THE TASK: Can you output the material exactly as written, minus any pictures it holds?

+===+

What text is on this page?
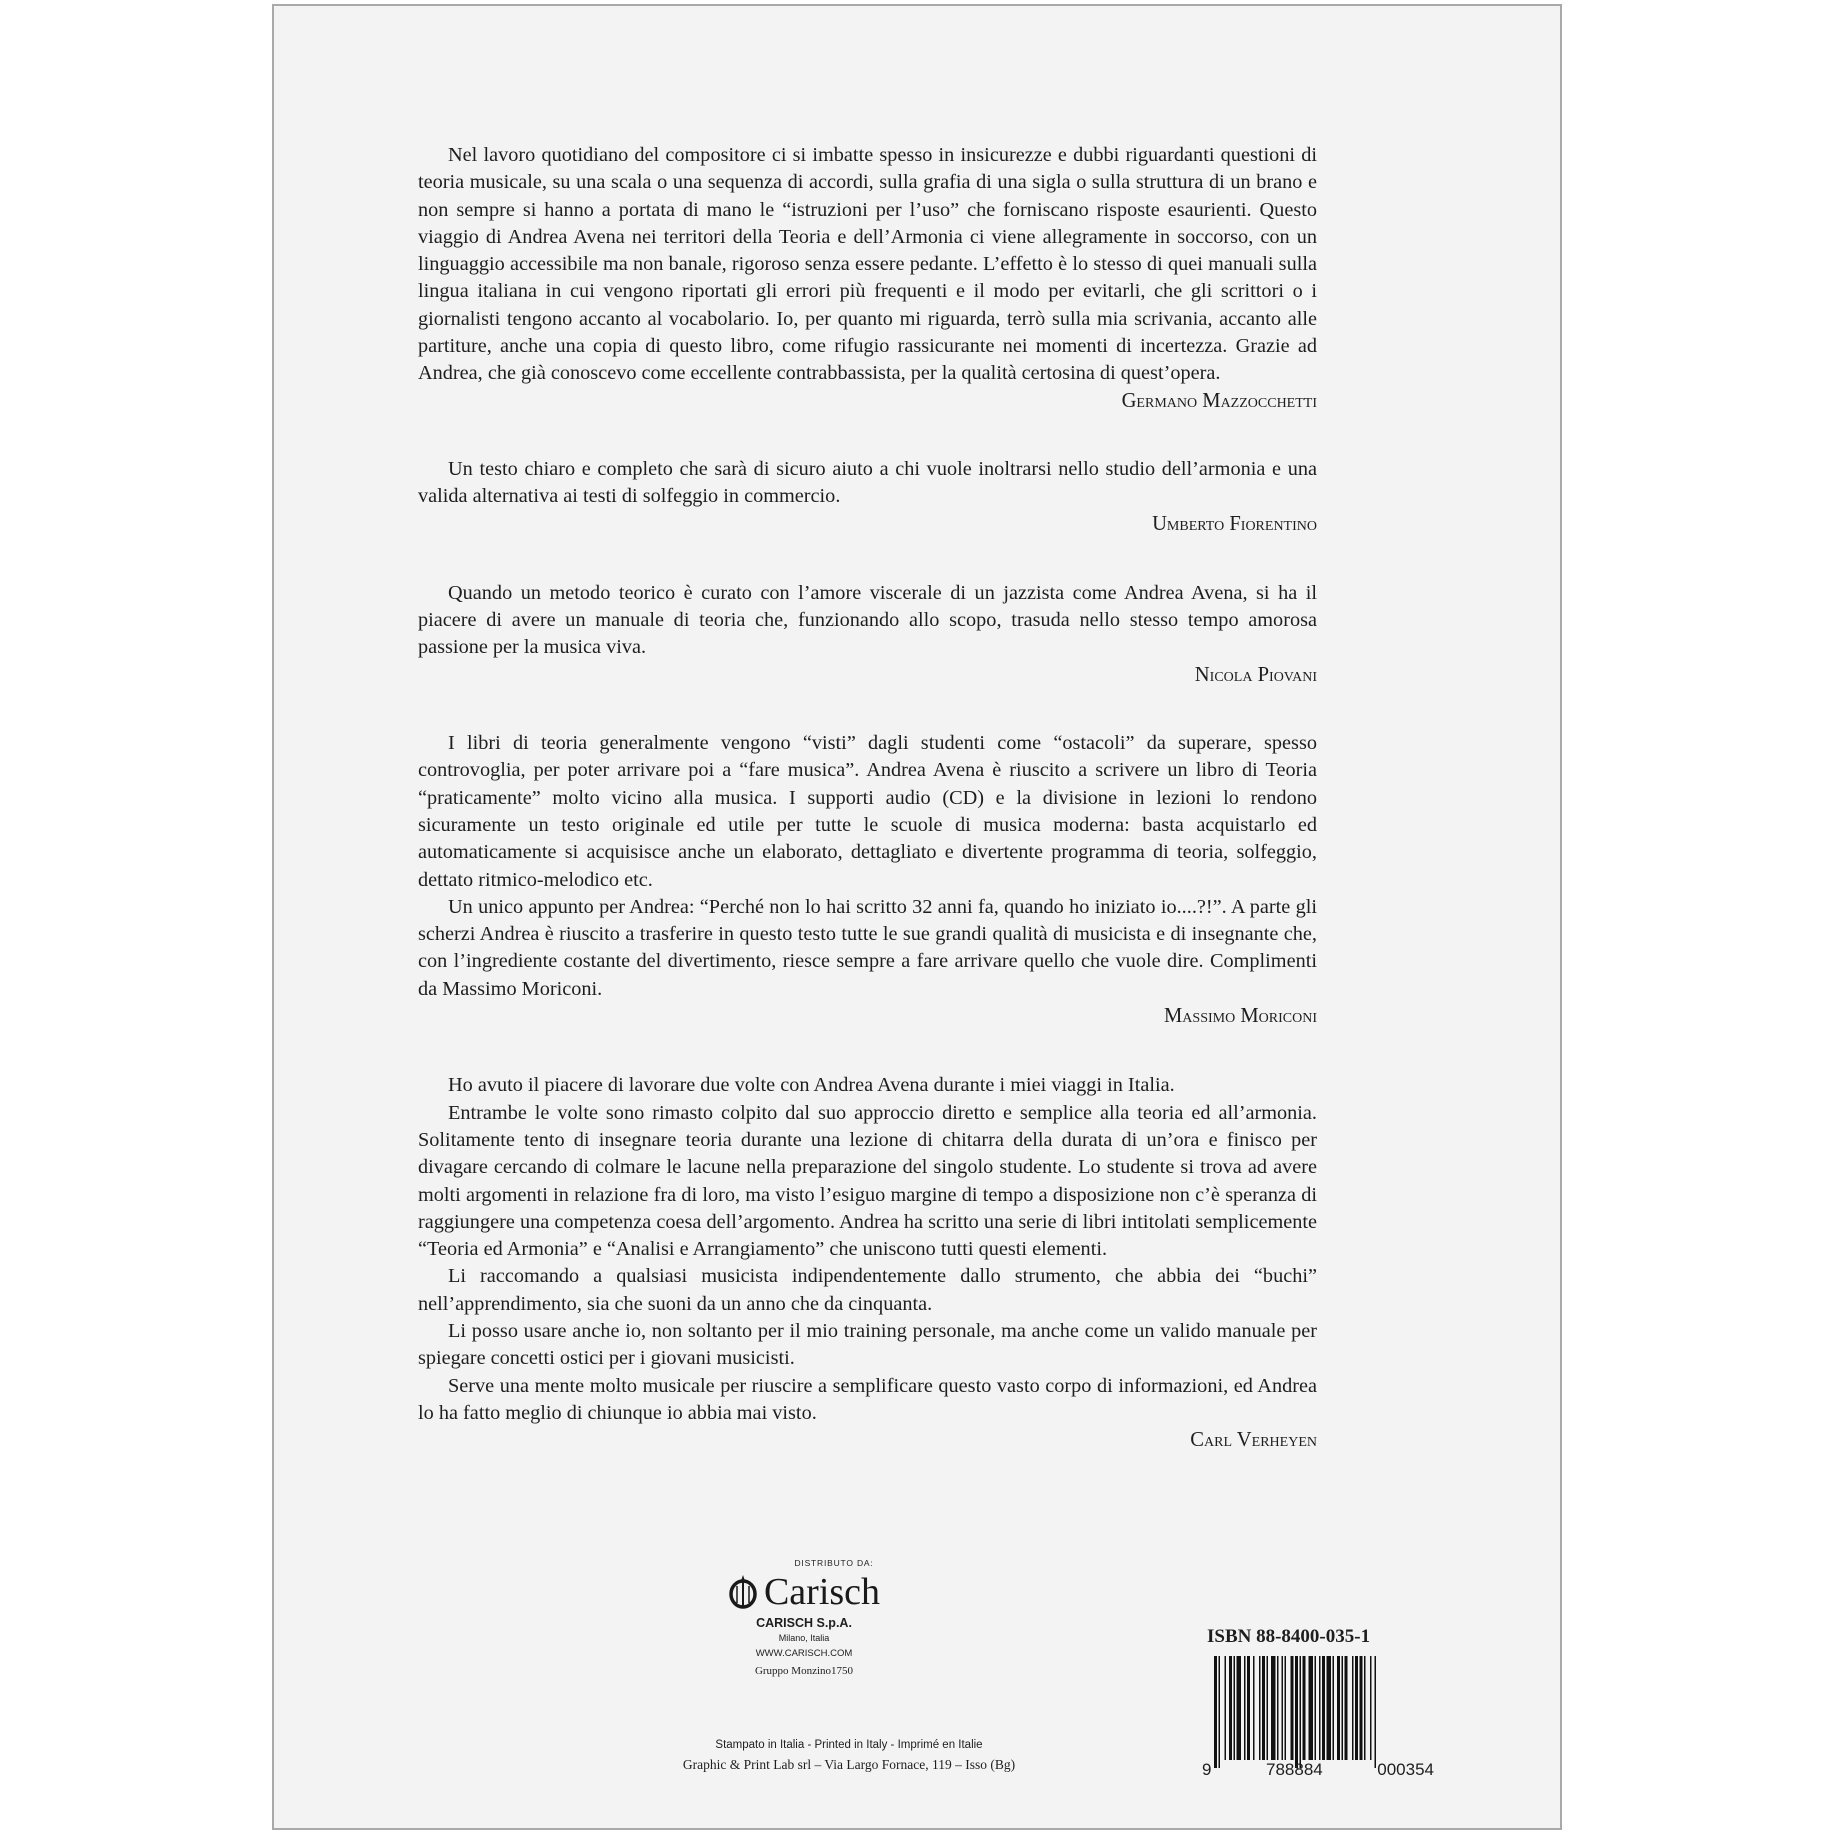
Nel lavoro quotidiano del compositore ci si imbatte spesso in insicurezze e dubbi riguardanti questioni di teoria musicale, su una scala o una sequenza di accordi, sulla grafia di una sigla o sulla struttura di un brano e non sempre si hanno a portata di mano le “istruzioni per l’uso” che forniscano risposte esaurienti. Questo viaggio di Andrea Avena nei territori della Teoria e dell’Armonia ci viene allegramente in soccorso, con un linguaggio accessibile ma non banale, rigoroso senza essere pedante. L’effetto è lo stesso di quei manuali sulla lingua italiana in cui vengono riportati gli errori più frequenti e il modo per evitarli, che gli scrittori o i giornalisti tengono accanto al vocabolario. Io, per quanto mi riguarda, terrò sulla mia scrivania, accanto alle partiture, anche una copia di questo libro, come rifugio rassicurante nei momenti di incertezza. Grazie ad Andrea, che già conoscevo come eccellente contrabbassista, per la qualità certosina di quest’opera.

Germano Mazzocchetti

Un testo chiaro e completo che sarà di sicuro aiuto a chi vuole inoltrarsi nello studio dell’armonia e una valida alternativa ai testi di solfeggio in commercio.

Umberto Fiorentino

Quando un metodo teorico è curato con l’amore viscerale di un jazzista come Andrea Avena, si ha il piacere di avere un manuale di teoria che, funzionando allo scopo, trasuda nello stesso tempo amorosa passione per la musica viva.

Nicola Piovani

I libri di teoria generalmente vengono “visti” dagli studenti come “ostacoli” da superare, spesso controvoglia, per poter arrivare poi a “fare musica”. Andrea Avena è riuscito a scrivere un libro di Teoria “praticamente” molto vicino alla musica. I supporti audio (CD) e la divisione in lezioni lo rendono sicuramente un testo originale ed utile per tutte le scuole di musica moderna: basta acquistarlo ed automaticamente si acquisisce anche un elaborato, dettagliato e divertente programma di teoria, solfeggio, dettato ritmico-melodico etc.

Un unico appunto per Andrea: “Perché non lo hai scritto 32 anni fa, quando ho iniziato io....?!”. A parte gli scherzi Andrea è riuscito a trasferire in questo testo tutte le sue grandi qualità di musicista e di insegnante che, con l’ingrediente costante del divertimento, riesce sempre a fare arrivare quello che vuole dire. Complimenti da Massimo Moriconi.

Massimo Moriconi

Ho avuto il piacere di lavorare due volte con Andrea Avena durante i miei viaggi in Italia.

Entrambe le volte sono rimasto colpito dal suo approccio diretto e semplice alla teoria ed all’armonia. Solitamente tento di insegnare teoria durante una lezione di chitarra della durata di un’ora e finisco per divagare cercando di colmare le lacune nella preparazione del singolo studente. Lo studente si trova ad avere molti argomenti in relazione fra di loro, ma visto l’esiguo margine di tempo a disposizione non c’è speranza di raggiungere una competenza coesa dell’argomento. Andrea ha scritto una serie di libri intitolati semplicemente “Teoria ed Armonia” e “Analisi e Arrangiamento” che uniscono tutti questi elementi.

Li raccomando a qualsiasi musicista indipendentemente dallo strumento, che abbia dei “buchi” nell’apprendimento, sia che suoni da un anno che da cinquanta.

Li posso usare anche io, non soltanto per il mio training personale, ma anche come un valido manuale per spiegare concetti ostici per i giovani musicisti.

Serve una mente molto musicale per riuscire a semplificare questo vasto corpo di informazioni, ed Andrea lo ha fatto meglio di chiunque io abbia mai visto.

Carl Verheyen

DISTRIBUTO DA:
Carisch
CARISCH S.p.A.
Milano, Italia
WWW.CARISCH.COM
Gruppo Monzino1750
ISBN 88-8400-035-1
9	788884	000354
Stampato in Italia - Printed in Italy - Imprimé en Italie
Graphic & Print Lab srl – Via Largo Fornace, 119 – Isso (Bg)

+===+

REPLY TO THE TASK:
What text is on this page?
Nel lavoro quotidiano del compositore ci si imbatte spesso in insicurezze e dubbi riguardanti questioni di teoria musicale, su una scala o una sequenza di accordi, sulla grafia di una sigla o sulla struttura di un brano e non sempre si hanno a portata di mano le “istruzioni per l’uso” che forniscano risposte esaurienti. Questo viaggio di Andrea Avena nei territori della Teoria e dell’Armonia ci viene allegramente in soccorso, con un linguaggio accessibile ma non banale, rigoroso senza essere pedante. L’effetto è lo stesso di quei manuali sulla lingua italiana in cui vengono riportati gli errori più frequenti e il modo per evitarli, che gli scrittori o i giornalisti tengono accanto al vocabolario. Io, per quanto mi riguarda, terrò sulla mia scrivania, accanto alle partiture, anche una copia di questo libro, come rifugio rassicurante nei momenti di incertezza. Grazie ad Andrea, che già conoscevo come eccellente contrabbassista, per la qualità certosina di quest’opera.

Germano Mazzocchetti

Un testo chiaro e completo che sarà di sicuro aiuto a chi vuole inoltrarsi nello studio dell’armonia e una valida alternativa ai testi di solfeggio in commercio.

Umberto Fiorentino

Quando un metodo teorico è curato con l’amore viscerale di un jazzista come Andrea Avena, si ha il piacere di avere un manuale di teoria che, funzionando allo scopo, trasuda nello stesso tempo amorosa passione per la musica viva.

Nicola Piovani

I libri di teoria generalmente vengono “visti” dagli studenti come “ostacoli” da superare, spesso controvoglia, per poter arrivare poi a “fare musica”. Andrea Avena è riuscito a scrivere un libro di Teoria “praticamente” molto vicino alla musica. I supporti audio (CD) e la divisione in lezioni lo rendono sicuramente un testo originale ed utile per tutte le scuole di musica moderna: basta acquistarlo ed automaticamente si acquisisce anche un elaborato, dettagliato e divertente programma di teoria, solfeggio, dettato ritmico-melodico etc.

Un unico appunto per Andrea: “Perché non lo hai scritto 32 anni fa, quando ho iniziato io....?!”. A parte gli scherzi Andrea è riuscito a trasferire in questo testo tutte le sue grandi qualità di musicista e di insegnante che, con l’ingrediente costante del divertimento, riesce sempre a fare arrivare quello che vuole dire. Complimenti da Massimo Moriconi.

Massimo Moriconi

Ho avuto il piacere di lavorare due volte con Andrea Avena durante i miei viaggi in Italia.

Entrambe le volte sono rimasto colpito dal suo approccio diretto e semplice alla teoria ed all’armonia. Solitamente tento di insegnare teoria durante una lezione di chitarra della durata di un’ora e finisco per divagare cercando di colmare le lacune nella preparazione del singolo studente. Lo studente si trova ad avere molti argomenti in relazione fra di loro, ma visto l’esiguo margine di tempo a disposizione non c’è speranza di raggiungere una competenza coesa dell’argomento. Andrea ha scritto una serie di libri intitolati semplicemente “Teoria ed Armonia” e “Analisi e Arrangiamento” che uniscono tutti questi elementi.

Li raccomando a qualsiasi musicista indipendentemente dallo strumento, che abbia dei “buchi” nell’apprendimento, sia che suoni da un anno che da cinquanta.

Li posso usare anche io, non soltanto per il mio training personale, ma anche come un valido manuale per spiegare concetti ostici per i giovani musicisti.

Serve una mente molto musicale per riuscire a semplificare questo vasto corpo di informazioni, ed Andrea lo ha fatto meglio di chiunque io abbia mai visto.

Carl Verheyen

DISTRIBUTO DA:
Carisch
CARISCH S.p.A.
Milano, Italia
WWW.CARISCH.COM
Gruppo Monzino1750
ISBN 88-8400-035-1
9	788884	000354
Stampato in Italia - Printed in Italy - Imprimé en Italie
Graphic & Print Lab srl – Via Largo Fornace, 119 – Isso (Bg)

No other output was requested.